[Dataset records]

-*-

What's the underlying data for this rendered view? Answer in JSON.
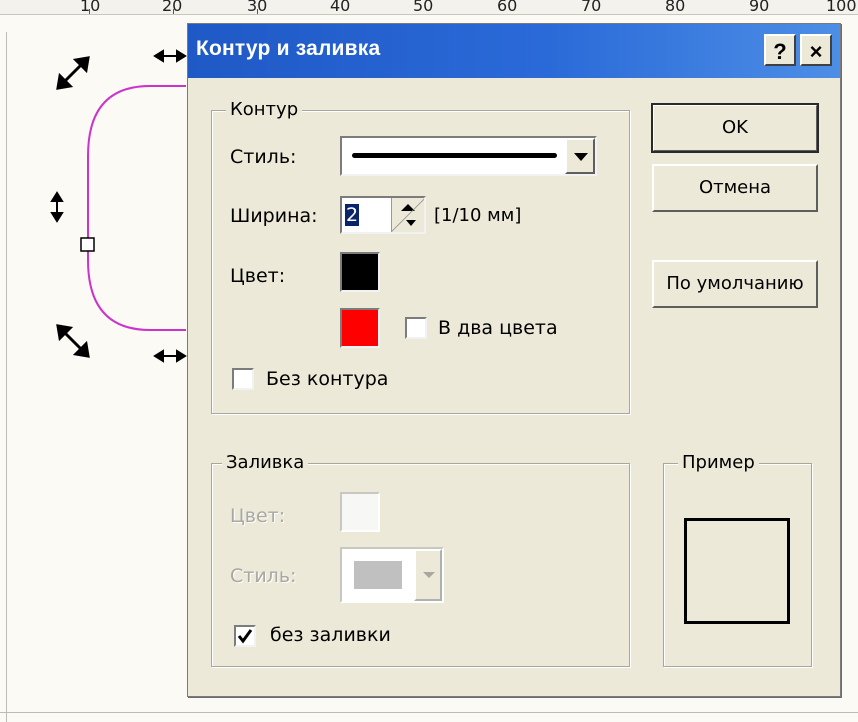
{
  "ruler": {
    "ticks": [
      "10",
      "20",
      "30",
      "40",
      "50",
      "60",
      "70",
      "80",
      "90",
      "100"
    ]
  },
  "dialog": {
    "title": "Контур и заливка",
    "help_label": "?",
    "close_label": "×",
    "outline": {
      "group_label": "Контур",
      "style_label": "Стиль:",
      "width_label": "Ширина:",
      "width_value": "2",
      "width_unit": "[1/10 мм]",
      "color_label": "Цвет:",
      "color_primary": "#000000",
      "color_secondary": "#ff0000",
      "two_colors_label": "В два цвета",
      "two_colors_checked": false,
      "no_outline_label": "Без контура",
      "no_outline_checked": false
    },
    "fill": {
      "group_label": "Заливка",
      "color_label": "Цвет:",
      "style_label": "Стиль:",
      "no_fill_label": "без заливки",
      "no_fill_checked": true
    },
    "preview": {
      "group_label": "Пример"
    },
    "buttons": {
      "ok": "OK",
      "cancel": "Отмена",
      "default": "По умолчанию"
    }
  },
  "colors": {
    "title_bar": "#2a6ad8",
    "shape_stroke": "#cc33cc"
  }
}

-*-

Stated task:
Give the entries again word for word, but skip the pictures.

Problem solution:
What's the underlying data for this rendered view? Answer in JSON.
{
  "ruler": {
    "ticks": [
      "10",
      "20",
      "30",
      "40",
      "50",
      "60",
      "70",
      "80",
      "90",
      "100"
    ]
  },
  "dialog": {
    "title": "Контур и заливка",
    "help_label": "?",
    "close_label": "×",
    "outline": {
      "group_label": "Контур",
      "style_label": "Стиль:",
      "width_label": "Ширина:",
      "width_value": "2",
      "width_unit": "[1/10 мм]",
      "color_label": "Цвет:",
      "color_primary": "#000000",
      "color_secondary": "#ff0000",
      "two_colors_label": "В два цвета",
      "two_colors_checked": false,
      "no_outline_label": "Без контура",
      "no_outline_checked": false
    },
    "fill": {
      "group_label": "Заливка",
      "color_label": "Цвет:",
      "style_label": "Стиль:",
      "no_fill_label": "без заливки",
      "no_fill_checked": true
    },
    "preview": {
      "group_label": "Пример"
    },
    "buttons": {
      "ok": "OK",
      "cancel": "Отмена",
      "default": "По умолчанию"
    }
  },
  "colors": {
    "title_bar": "#2a6ad8",
    "shape_stroke": "#cc33cc"
  }
}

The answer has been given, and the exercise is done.